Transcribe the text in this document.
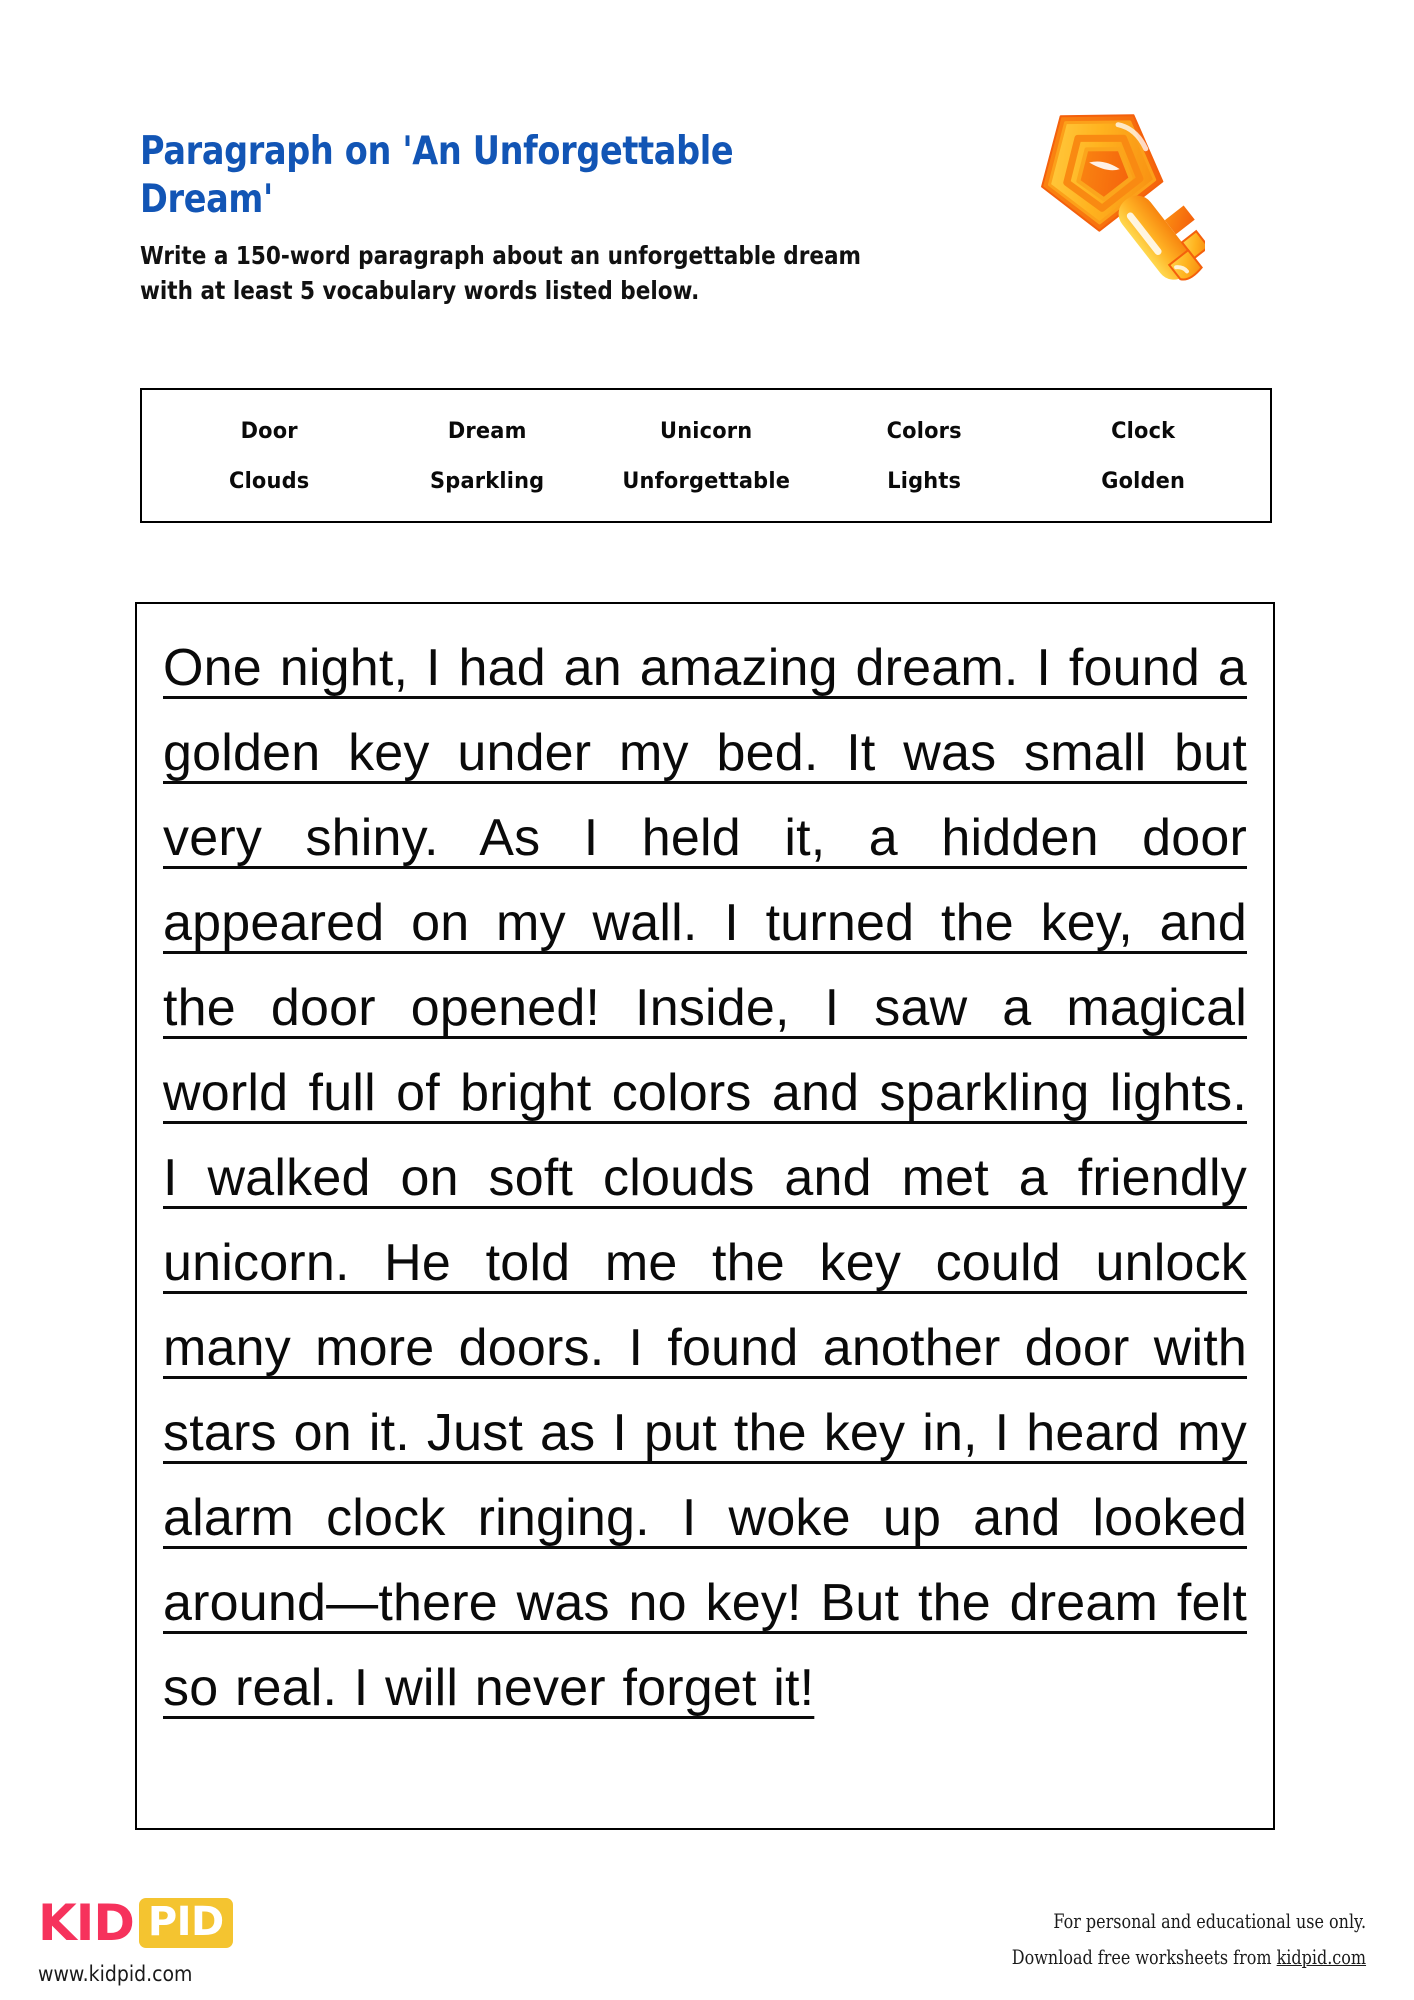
Paragraph on 'An Unforgettable Dream'
Write a 150-word paragraph about an unforgettable dream with at least 5 vocabulary words listed below.
Door	Dream	Unicorn	Colors	Clock
Clouds	Sparkling	Unforgettable	Lights	Golden
One night, I had an amazing dream. I found a golden key under my bed. It was small but very shiny. As I held it, a hidden door appeared on my wall. I turned the key, and the door opened! Inside, I saw a magical world full of bright colors and sparkling lights. I walked on soft clouds and met a friendly unicorn. He told me the key could unlock many more doors. I found another door with stars on it. Just as I put the key in, I heard my alarm clock ringing. I woke up and looked around—there was no key! But the dream felt so real. I will never forget it!
KID PID
www.kidpid.com
For personal and educational use only.
Download free worksheets from kidpid.com
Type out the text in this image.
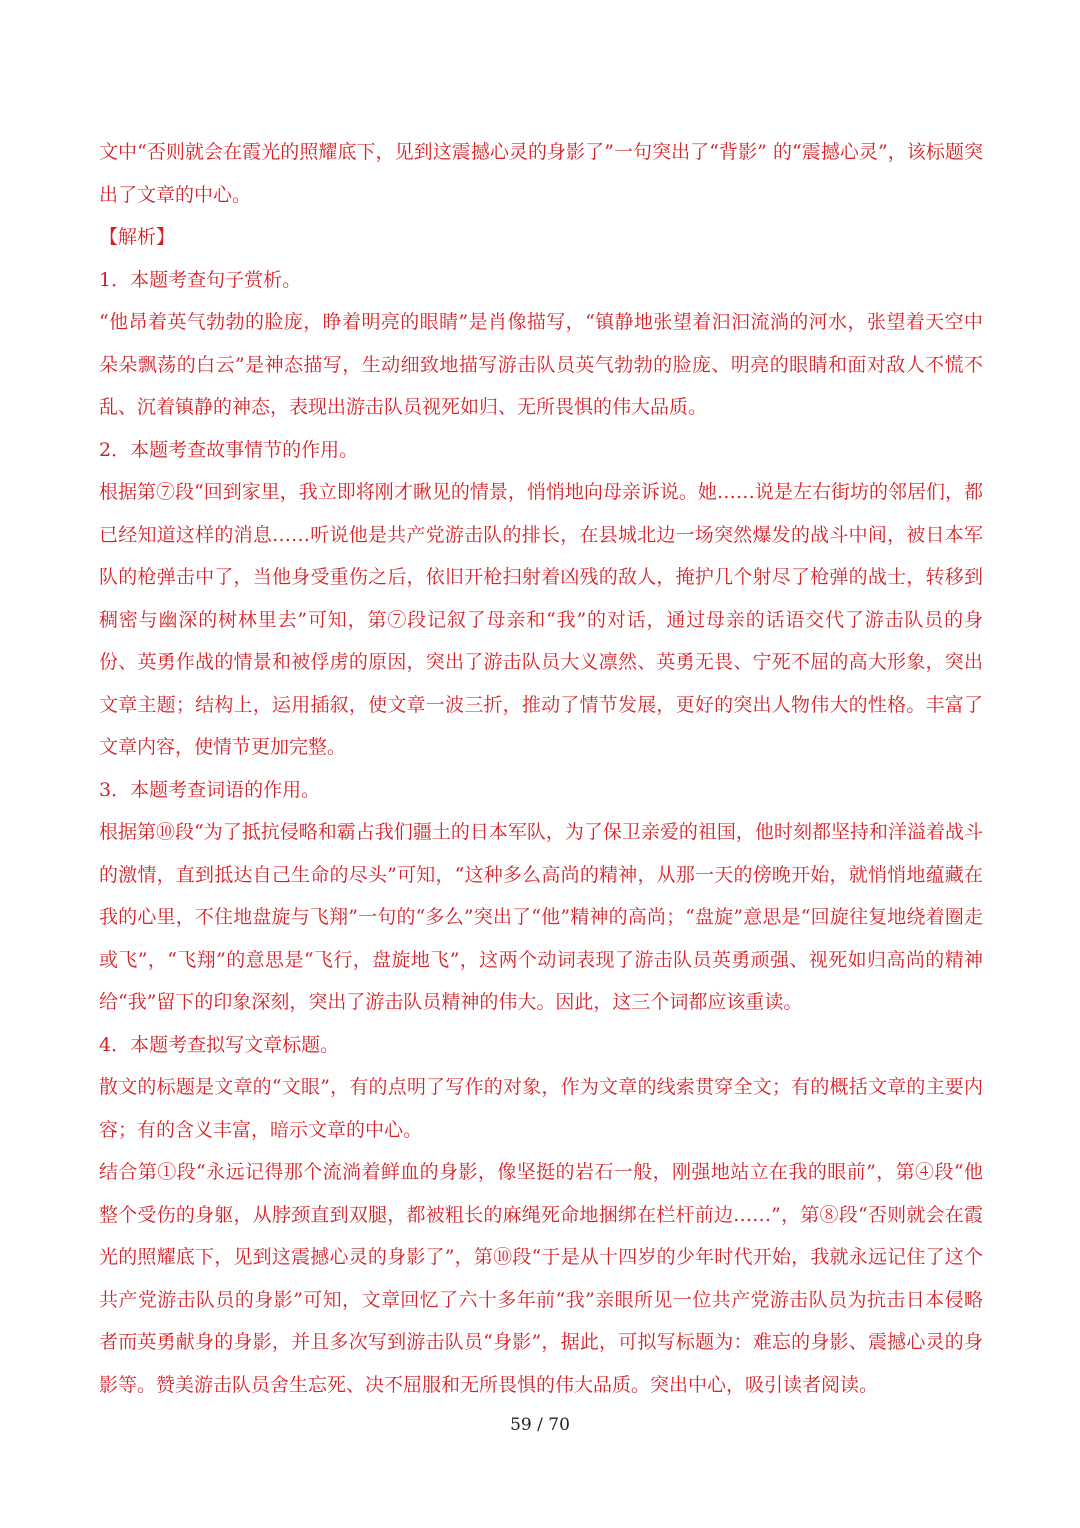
文中“否则就会在霞光的照耀底下，见到这震撼心灵的身影了”一句突出了“背影” 的“震撼心灵”，该标题突出了文章的中心。

【解析】

1．本题考查句子赏析。

“他昂着英气勃勃的脸庞，睁着明亮的眼睛”是肖像描写，“镇静地张望着汩汩流淌的河水，张望着天空中朵朵飘荡的白云”是神态描写，生动细致地描写游击队员英气勃勃的脸庞、明亮的眼睛和面对敌人不慌不乱、沉着镇静的神态，表现出游击队员视死如归、无所畏惧的伟大品质。

2．本题考查故事情节的作用。

根据第⑦段“回到家里，我立即将刚才瞅见的情景，悄悄地向母亲诉说。她……说是左右街坊的邻居们，都已经知道这样的消息……听说他是共产党游击队的排长，在县城北边一场突然爆发的战斗中间，被日本军队的枪弹击中了，当他身受重伤之后，依旧开枪扫射着凶残的敌人，掩护几个射尽了枪弹的战士，转移到稠密与幽深的树林里去”可知，第⑦段记叙了母亲和“我”的对话，通过母亲的话语交代了游击队员的身份、英勇作战的情景和被俘虏的原因，突出了游击队员大义凛然、英勇无畏、宁死不屈的高大形象，突出文章主题；结构上，运用插叙，使文章一波三折，推动了情节发展，更好的突出人物伟大的性格。丰富了文章内容，使情节更加完整。

3．本题考查词语的作用。

根据第⑩段“为了抵抗侵略和霸占我们疆土的日本军队，为了保卫亲爱的祖国，他时刻都坚持和洋溢着战斗的激情，直到抵达自己生命的尽头”可知，“这种多么高尚的精神，从那一天的傍晚开始，就悄悄地蕴藏在我的心里，不住地盘旋与飞翔”一句的“多么”突出了“他”精神的高尚；“盘旋”意思是“回旋往复地绕着圈走或飞”，“飞翔”的意思是“飞行，盘旋地飞”，这两个动词表现了游击队员英勇顽强、视死如归高尚的精神给“我”留下的印象深刻，突出了游击队员精神的伟大。因此，这三个词都应该重读。

4．本题考查拟写文章标题。

散文的标题是文章的“文眼”，有的点明了写作的对象，作为文章的线索贯穿全文；有的概括文章的主要内容；有的含义丰富，暗示文章的中心。

结合第①段“永远记得那个流淌着鲜血的身影，像坚挺的岩石一般，刚强地站立在我的眼前”，第④段“他整个受伤的身躯，从脖颈直到双腿，都被粗长的麻绳死命地捆绑在栏杆前边……”，第⑧段“否则就会在霞光的照耀底下，见到这震撼心灵的身影了”，第⑩段“于是从十四岁的少年时代开始，我就永远记住了这个共产党游击队员的身影”可知，文章回忆了六十多年前“我”亲眼所见一位共产党游击队员为抗击日本侵略者而英勇献身的身影，并且多次写到游击队员“身影”，据此，可拟写标题为：难忘的身影、震撼心灵的身影等。赞美游击队员舍生忘死、决不屈服和无所畏惧的伟大品质。突出中心，吸引读者阅读。

59 / 70
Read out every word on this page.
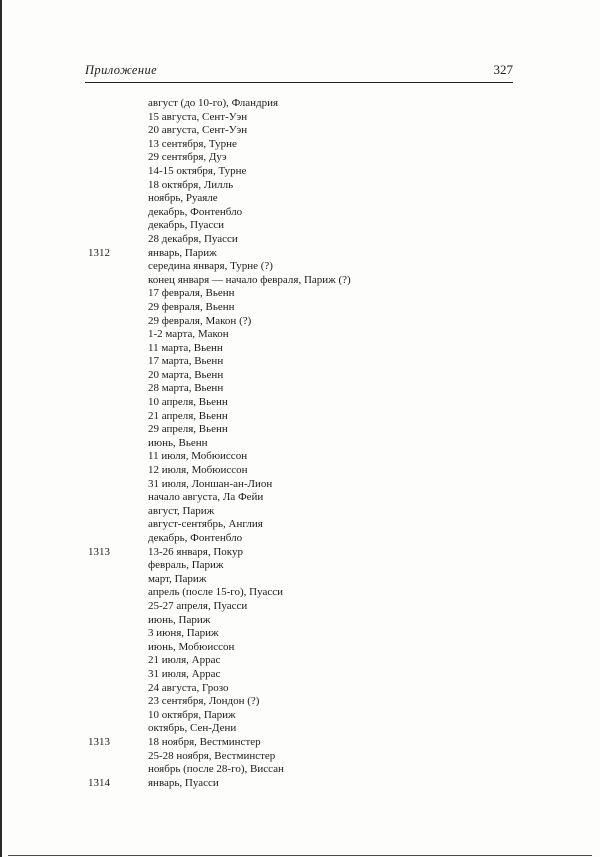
Приложение	327
август (до 10-го), Фландрия
15 августа, Сент-Уэн
20 августа, Сент-Уэн
13 сентября, Турне
29 сентября, Дуэ
14-15 октября, Турне
18 октября, Лилль
ноябрь, Руаяле
декабрь, Фонтенбло
декабрь, Пуасси
28 декабря, Пуасси
1312	январь, Париж
середина января, Турне (?)
конец января — начало февраля, Париж (?)
17 февраля, Вьенн
29 февраля, Вьенн
29 февраля, Макон (?)
1-2 марта, Макон
11 марта, Вьенн
17 марта, Вьенн
20 марта, Вьенн
28 марта, Вьенн
10 апреля, Вьенн
21 апреля, Вьенн
29 апреля, Вьенн
июнь, Вьенн
11 июля, Мобюиссон
12 июля, Мобюиссон
31 июля, Лоншан-ан-Лион
начало августа, Ла Фейи
август, Париж
август-сентябрь, Англия
декабрь, Фонтенбло
1313	13-26 января, Покур
февраль, Париж
март, Париж
апрель (после 15-го), Пуасси
25-27 апреля, Пуасси
июнь, Париж
3 июня, Париж
июнь, Мобюиссон
21 июля, Аррас
31 июля, Аррас
24 августа, Грозо
23 сентября, Лондон (?)
10 октября, Париж
октябрь, Сен-Дени
1313	18 ноября, Вестминстер
25-28 ноября, Вестминстер
ноябрь (после 28-го), Виссан
1314	январь, Пуасси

==============================

## Exercise objective
Select, from the listing, all lines that include the word "Париж".

## Written solution
1312	январь, Париж
конец января — начало февраля, Париж (?)
август, Париж
февраль, Париж
март, Париж
июнь, Париж
3 июня, Париж
10 октября, Париж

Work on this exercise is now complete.